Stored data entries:
..............................

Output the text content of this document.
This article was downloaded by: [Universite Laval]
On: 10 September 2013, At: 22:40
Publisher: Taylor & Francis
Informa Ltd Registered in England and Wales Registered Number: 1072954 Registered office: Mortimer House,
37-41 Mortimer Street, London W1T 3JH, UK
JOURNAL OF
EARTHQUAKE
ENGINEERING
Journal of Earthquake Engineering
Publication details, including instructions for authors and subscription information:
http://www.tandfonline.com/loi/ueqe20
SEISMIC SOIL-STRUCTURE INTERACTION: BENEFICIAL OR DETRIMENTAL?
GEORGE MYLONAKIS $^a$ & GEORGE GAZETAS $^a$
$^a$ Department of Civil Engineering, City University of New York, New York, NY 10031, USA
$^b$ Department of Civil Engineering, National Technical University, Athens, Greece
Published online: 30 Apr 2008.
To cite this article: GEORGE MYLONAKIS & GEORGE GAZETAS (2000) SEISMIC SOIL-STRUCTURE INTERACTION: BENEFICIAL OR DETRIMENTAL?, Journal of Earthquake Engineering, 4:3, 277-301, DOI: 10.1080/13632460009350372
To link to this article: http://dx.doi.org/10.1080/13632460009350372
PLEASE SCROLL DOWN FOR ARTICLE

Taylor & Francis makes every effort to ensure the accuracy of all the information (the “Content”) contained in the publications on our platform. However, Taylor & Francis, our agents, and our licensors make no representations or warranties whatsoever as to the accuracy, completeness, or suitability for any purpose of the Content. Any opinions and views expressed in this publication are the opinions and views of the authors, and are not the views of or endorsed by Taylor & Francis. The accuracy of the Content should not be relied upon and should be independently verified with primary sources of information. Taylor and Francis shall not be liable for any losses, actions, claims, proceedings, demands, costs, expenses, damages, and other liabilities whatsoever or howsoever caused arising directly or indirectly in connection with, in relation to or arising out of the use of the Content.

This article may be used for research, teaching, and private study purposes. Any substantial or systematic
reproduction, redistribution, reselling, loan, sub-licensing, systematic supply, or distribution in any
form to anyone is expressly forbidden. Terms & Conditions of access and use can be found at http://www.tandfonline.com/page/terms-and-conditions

..............................

§ **Task**
Reproduce the listing above word for word.

§ **Result**
Output the text content of this document.
This article was downloaded by: [Universite Laval]
On: 10 September 2013, At: 22:40
Publisher: Taylor & Francis
Informa Ltd Registered in England and Wales Registered Number: 1072954 Registered office: Mortimer House,
37-41 Mortimer Street, London W1T 3JH, UK
JOURNAL OF
EARTHQUAKE
ENGINEERING
Journal of Earthquake Engineering
Publication details, including instructions for authors and subscription information:
http://www.tandfonline.com/loi/ueqe20
SEISMIC SOIL-STRUCTURE INTERACTION: BENEFICIAL OR DETRIMENTAL?
GEORGE MYLONAKIS $^a$ & GEORGE GAZETAS $^a$
$^a$ Department of Civil Engineering, City University of New York, New York, NY 10031, USA
$^b$ Department of Civil Engineering, National Technical University, Athens, Greece
Published online: 30 Apr 2008.
To cite this article: GEORGE MYLONAKIS & GEORGE GAZETAS (2000) SEISMIC SOIL-STRUCTURE INTERACTION: BENEFICIAL OR DETRIMENTAL?, Journal of Earthquake Engineering, 4:3, 277-301, DOI: 10.1080/13632460009350372
To link to this article: http://dx.doi.org/10.1080/13632460009350372
PLEASE SCROLL DOWN FOR ARTICLE

Taylor & Francis makes every effort to ensure the accuracy of all the information (the “Content”) contained in the publications on our platform. However, Taylor & Francis, our agents, and our licensors make no representations or warranties whatsoever as to the accuracy, completeness, or suitability for any purpose of the Content. Any opinions and views expressed in this publication are the opinions and views of the authors, and are not the views of or endorsed by Taylor & Francis. The accuracy of the Content should not be relied upon and should be independently verified with primary sources of information. Taylor and Francis shall not be liable for any losses, actions, claims, proceedings, demands, costs, expenses, damages, and other liabilities whatsoever or howsoever caused arising directly or indirectly in connection with, in relation to or arising out of the use of the Content.

This article may be used for research, teaching, and private study purposes. Any substantial or systematic
reproduction, redistribution, reselling, loan, sub-licensing, systematic supply, or distribution in any
form to anyone is expressly forbidden. Terms & Conditions of access and use can be found at http://www.tandfonline.com/page/terms-and-conditions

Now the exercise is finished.